Short problem:
Go through the records and show each line where the word "Signs" occurs.

--- BEGIN ---

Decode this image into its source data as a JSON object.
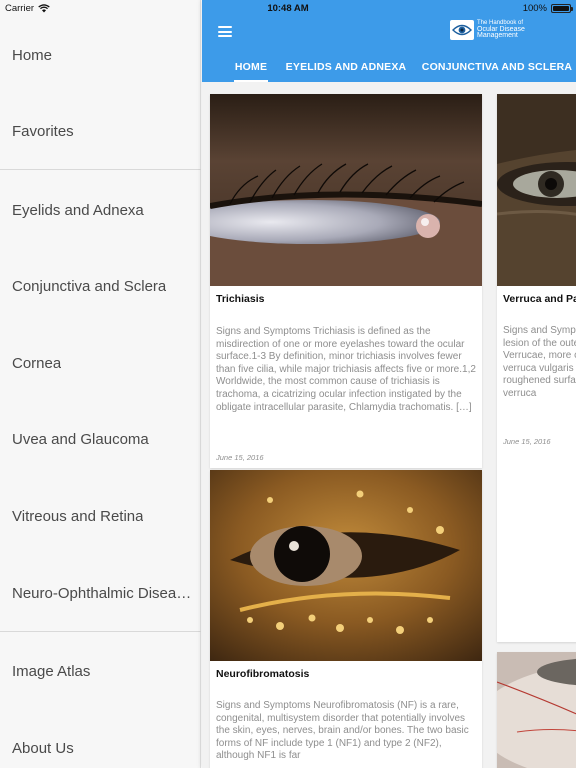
{
  "status_bar": {
    "carrier": "Carrier",
    "time": "10:48 AM",
    "battery_text": "100%",
    "battery_level": 1.0
  },
  "drawer": {
    "items": [
      {
        "label": "Home"
      },
      {
        "label": "Favorites"
      },
      {
        "label": "Eyelids and Adnexa"
      },
      {
        "label": "Conjunctiva and Sclera"
      },
      {
        "label": "Cornea"
      },
      {
        "label": "Uvea and Glaucoma"
      },
      {
        "label": "Vitreous and Retina"
      },
      {
        "label": "Neuro-Ophthalmic Diseases"
      },
      {
        "label": "Image Atlas"
      },
      {
        "label": "About Us"
      }
    ]
  },
  "header": {
    "menu_icon": "hamburger-menu-icon",
    "logo": {
      "line1": "The Handbook of",
      "line2": "Ocular Disease",
      "line3": "Management"
    },
    "tabs": [
      {
        "label": "HOME",
        "active": true
      },
      {
        "label": "EYELIDS AND ADNEXA",
        "active": false
      },
      {
        "label": "CONJUNCTIVA AND SCLERA",
        "active": false
      }
    ],
    "colors": {
      "appbar": "#3d9be9",
      "text": "#ffffff"
    }
  },
  "articles": [
    {
      "title": "Trichiasis",
      "excerpt": "Signs and Symptoms Trichiasis is defined as the misdirection of one or more eyelashes toward the ocular surface.1-3 By definition, minor trichiasis involves fewer than five cilia, while major trichiasis affects five or more.1,2 Worldwide, the most common cause of trichiasis is trachoma, a cicatrizing ocular infection instigated by the obligate intracellular parasite, Chlamydia trachomatis. […]",
      "date": "June 15, 2016"
    },
    {
      "title": "Verruca and Papilloma",
      "excerpt": "Signs and Symptoms A verruca is a small, multi-lobulated lesion of the outer layers of the skin and membranes.1-3 Verrucae, more commonly known, come in several forms: verruca vulgaris (the common wart) appears as a roughened surface on the hands, elbows and knees; verruca",
      "date": "June 15, 2016"
    },
    {
      "title": "Neurofibromatosis",
      "excerpt": "Signs and Symptoms Neurofibromatosis (NF) is a rare, congenital, multisystem disorder that potentially involves the skin, eyes, nerves, brain and/or bones. The two basic forms of NF include type 1 (NF1) and type 2 (NF2), although NF1 is far",
      "date": ""
    }
  ]
}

--- END ---

Solution for this problem:
      "excerpt": "Signs and Symptoms Trichiasis is defined as the misdirection of one or more eyelashes toward the ocular surface.1-3 By definition, minor trichiasis involves fewer than five cilia, while major trichiasis affects five or more.1,2 Worldwide, the most common cause of trichiasis is trachoma, a cicatrizing ocular infection instigated by the obligate intracellular parasite, Chlamydia trachomatis. […]",
      "excerpt": "Signs and Symptoms A verruca is a small, multi-lobulated lesion of the outer layers of the skin and membranes.1-3 Verrucae, more commonly known, come in several forms: verruca vulgaris (the common wart) appears as a roughened surface on the hands, elbows and knees; verruca",
      "excerpt": "Signs and Symptoms Neurofibromatosis (NF) is a rare, congenital, multisystem disorder that potentially involves the skin, eyes, nerves, brain and/or bones. The two basic forms of NF include type 1 (NF1) and type 2 (NF2), although NF1 is far",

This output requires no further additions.